**What you are asked to do**
Count the lines containing "ages". Give the number alone.

----- The records -----

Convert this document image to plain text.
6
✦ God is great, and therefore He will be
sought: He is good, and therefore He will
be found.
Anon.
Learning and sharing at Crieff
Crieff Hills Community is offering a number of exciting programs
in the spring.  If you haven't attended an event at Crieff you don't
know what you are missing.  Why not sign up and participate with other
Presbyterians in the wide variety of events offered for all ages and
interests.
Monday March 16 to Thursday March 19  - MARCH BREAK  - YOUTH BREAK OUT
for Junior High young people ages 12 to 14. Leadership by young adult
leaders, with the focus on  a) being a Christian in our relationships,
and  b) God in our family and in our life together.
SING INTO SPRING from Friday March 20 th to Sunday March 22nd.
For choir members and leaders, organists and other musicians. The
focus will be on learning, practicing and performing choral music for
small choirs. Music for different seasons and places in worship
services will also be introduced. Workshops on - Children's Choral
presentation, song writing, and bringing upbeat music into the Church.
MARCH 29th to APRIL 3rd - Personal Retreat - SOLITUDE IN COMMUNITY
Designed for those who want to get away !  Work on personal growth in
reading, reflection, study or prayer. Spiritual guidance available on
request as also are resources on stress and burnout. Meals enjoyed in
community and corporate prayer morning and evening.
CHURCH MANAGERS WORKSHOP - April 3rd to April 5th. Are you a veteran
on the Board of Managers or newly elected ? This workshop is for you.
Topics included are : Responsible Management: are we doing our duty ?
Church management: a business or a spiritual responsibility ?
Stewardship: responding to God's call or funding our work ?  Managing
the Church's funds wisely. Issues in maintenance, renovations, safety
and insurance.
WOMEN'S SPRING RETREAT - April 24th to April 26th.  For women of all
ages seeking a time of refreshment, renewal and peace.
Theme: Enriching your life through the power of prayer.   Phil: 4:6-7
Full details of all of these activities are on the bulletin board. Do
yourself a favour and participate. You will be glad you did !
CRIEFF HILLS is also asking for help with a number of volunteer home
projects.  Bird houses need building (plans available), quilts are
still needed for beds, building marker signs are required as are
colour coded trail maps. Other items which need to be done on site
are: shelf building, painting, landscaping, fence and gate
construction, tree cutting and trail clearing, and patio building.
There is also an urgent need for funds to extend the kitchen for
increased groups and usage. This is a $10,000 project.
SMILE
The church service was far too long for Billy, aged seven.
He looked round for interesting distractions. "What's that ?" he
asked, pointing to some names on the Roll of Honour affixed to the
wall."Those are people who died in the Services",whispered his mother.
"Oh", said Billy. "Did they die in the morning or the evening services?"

-----

**Answer to this problem**
3